====== Task data ======

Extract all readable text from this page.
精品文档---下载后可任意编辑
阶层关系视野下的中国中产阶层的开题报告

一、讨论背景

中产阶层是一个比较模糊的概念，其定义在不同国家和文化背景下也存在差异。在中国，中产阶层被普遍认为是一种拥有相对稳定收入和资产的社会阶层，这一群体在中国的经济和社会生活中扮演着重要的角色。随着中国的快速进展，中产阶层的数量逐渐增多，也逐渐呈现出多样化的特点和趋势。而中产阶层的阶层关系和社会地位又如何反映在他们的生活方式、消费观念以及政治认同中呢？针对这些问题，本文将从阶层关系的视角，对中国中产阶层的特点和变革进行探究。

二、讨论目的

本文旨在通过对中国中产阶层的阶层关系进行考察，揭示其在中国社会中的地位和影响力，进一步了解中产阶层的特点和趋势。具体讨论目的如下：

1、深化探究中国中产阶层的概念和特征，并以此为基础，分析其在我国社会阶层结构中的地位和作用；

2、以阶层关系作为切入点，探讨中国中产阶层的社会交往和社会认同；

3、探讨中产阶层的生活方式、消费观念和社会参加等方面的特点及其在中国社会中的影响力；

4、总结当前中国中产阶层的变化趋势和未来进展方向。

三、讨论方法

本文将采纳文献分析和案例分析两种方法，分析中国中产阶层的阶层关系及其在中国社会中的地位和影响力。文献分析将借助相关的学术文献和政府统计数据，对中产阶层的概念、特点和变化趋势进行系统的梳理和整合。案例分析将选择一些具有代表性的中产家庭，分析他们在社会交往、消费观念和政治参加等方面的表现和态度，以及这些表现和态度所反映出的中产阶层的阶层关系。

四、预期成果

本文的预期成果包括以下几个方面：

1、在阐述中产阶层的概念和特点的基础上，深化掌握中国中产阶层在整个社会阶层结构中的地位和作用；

======
====== Task data ======

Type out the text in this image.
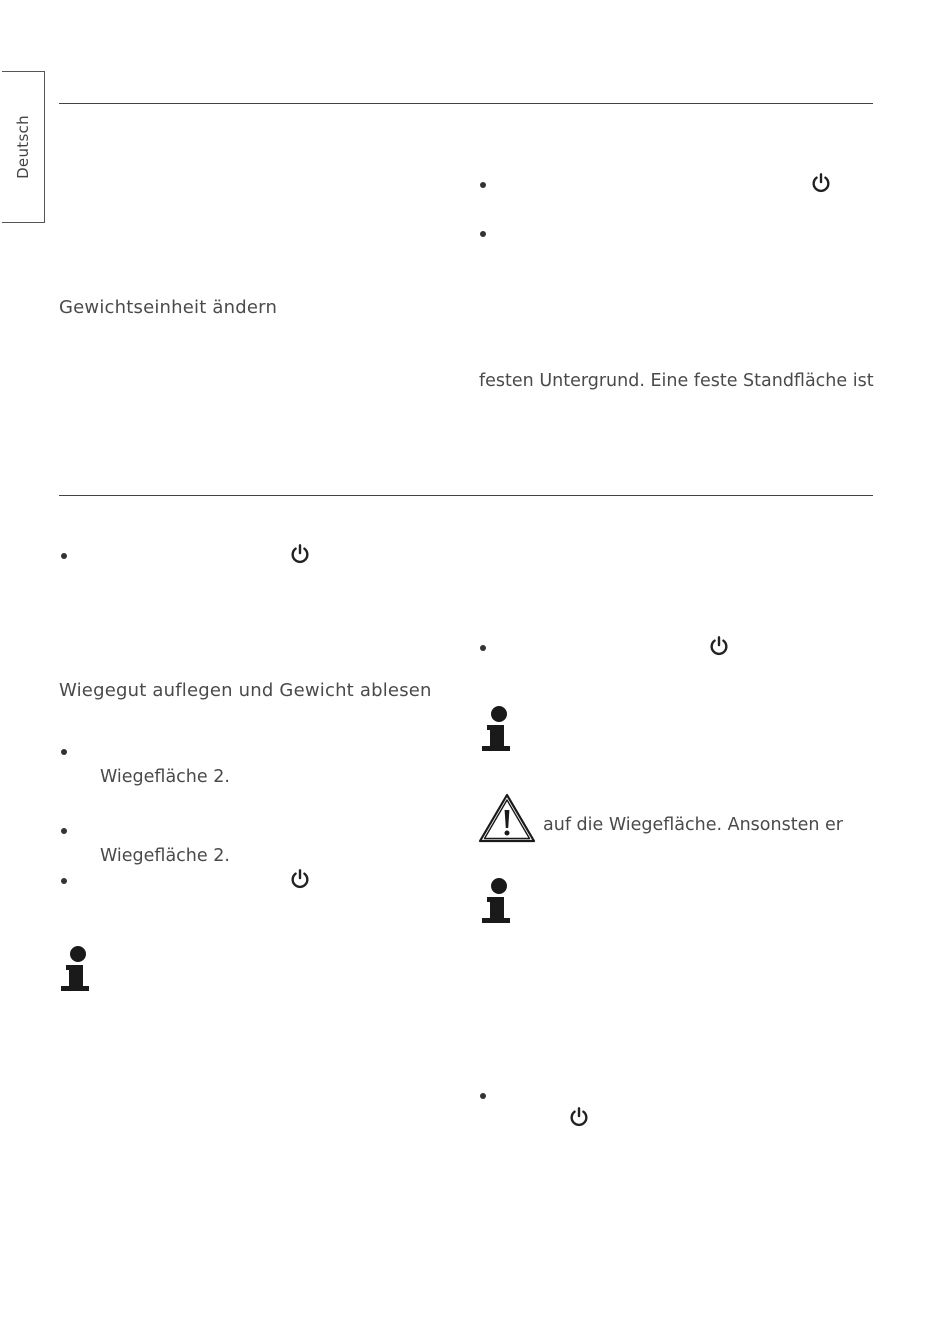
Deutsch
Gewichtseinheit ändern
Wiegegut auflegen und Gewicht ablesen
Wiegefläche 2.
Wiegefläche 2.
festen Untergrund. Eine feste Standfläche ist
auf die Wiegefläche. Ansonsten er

======
====== Task data ======

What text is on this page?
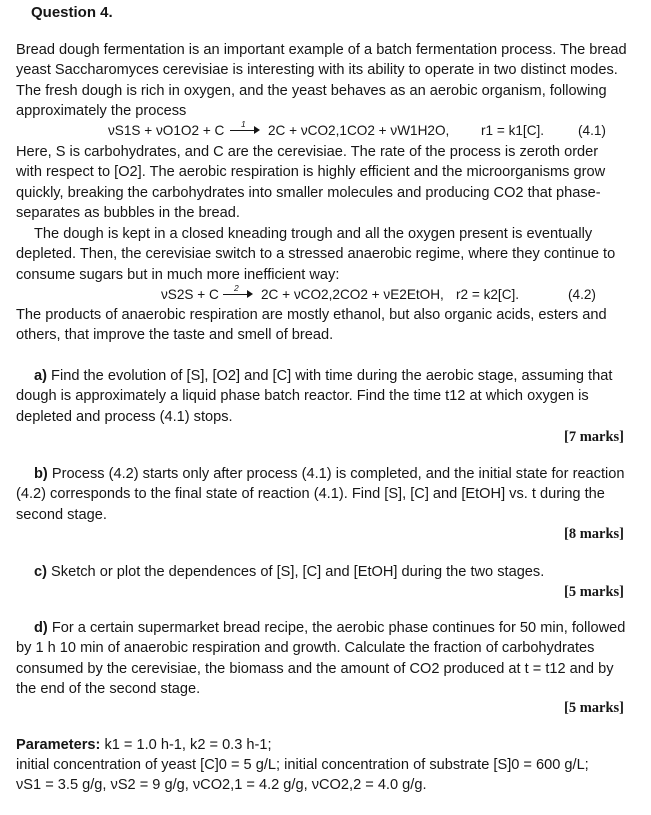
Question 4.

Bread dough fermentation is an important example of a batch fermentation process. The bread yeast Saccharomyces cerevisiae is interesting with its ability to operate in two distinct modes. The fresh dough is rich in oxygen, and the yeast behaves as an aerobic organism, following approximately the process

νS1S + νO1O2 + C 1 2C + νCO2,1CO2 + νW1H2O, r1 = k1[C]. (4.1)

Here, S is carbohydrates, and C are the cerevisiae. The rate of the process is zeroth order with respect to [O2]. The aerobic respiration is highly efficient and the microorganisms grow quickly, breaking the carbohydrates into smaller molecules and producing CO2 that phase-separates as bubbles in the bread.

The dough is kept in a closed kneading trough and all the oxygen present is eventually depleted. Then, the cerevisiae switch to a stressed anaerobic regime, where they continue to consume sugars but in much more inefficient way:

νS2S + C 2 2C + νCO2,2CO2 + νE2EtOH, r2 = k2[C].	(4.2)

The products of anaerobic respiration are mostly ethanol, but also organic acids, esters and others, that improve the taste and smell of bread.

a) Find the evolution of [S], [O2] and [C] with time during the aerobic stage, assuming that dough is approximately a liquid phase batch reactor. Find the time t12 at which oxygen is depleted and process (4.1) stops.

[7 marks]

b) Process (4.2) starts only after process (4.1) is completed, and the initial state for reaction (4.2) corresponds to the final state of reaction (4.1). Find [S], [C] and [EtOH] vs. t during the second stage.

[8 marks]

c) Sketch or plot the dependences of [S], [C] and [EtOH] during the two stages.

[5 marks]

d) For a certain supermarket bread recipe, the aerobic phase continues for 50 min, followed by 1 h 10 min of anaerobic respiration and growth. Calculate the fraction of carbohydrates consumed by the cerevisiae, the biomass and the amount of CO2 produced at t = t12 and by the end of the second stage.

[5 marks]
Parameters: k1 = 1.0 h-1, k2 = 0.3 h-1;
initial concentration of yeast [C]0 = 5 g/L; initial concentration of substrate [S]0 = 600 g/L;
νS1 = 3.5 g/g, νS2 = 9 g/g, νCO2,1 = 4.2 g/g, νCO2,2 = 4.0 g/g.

======

What to do:
Pull every line containing "yeast" out of the data above.

Output of the exercise:
Bread dough fermentation is an important example of a batch fermentation process. The bread yeast Saccharomyces cerevisiae is interesting with its ability to operate in two distinct modes. The fresh dough is rich in oxygen, and the yeast behaves as an aerobic organism, following approximately the process
initial concentration of yeast [C]0 = 5 g/L; initial concentration of substrate [S]0 = 600 g/L;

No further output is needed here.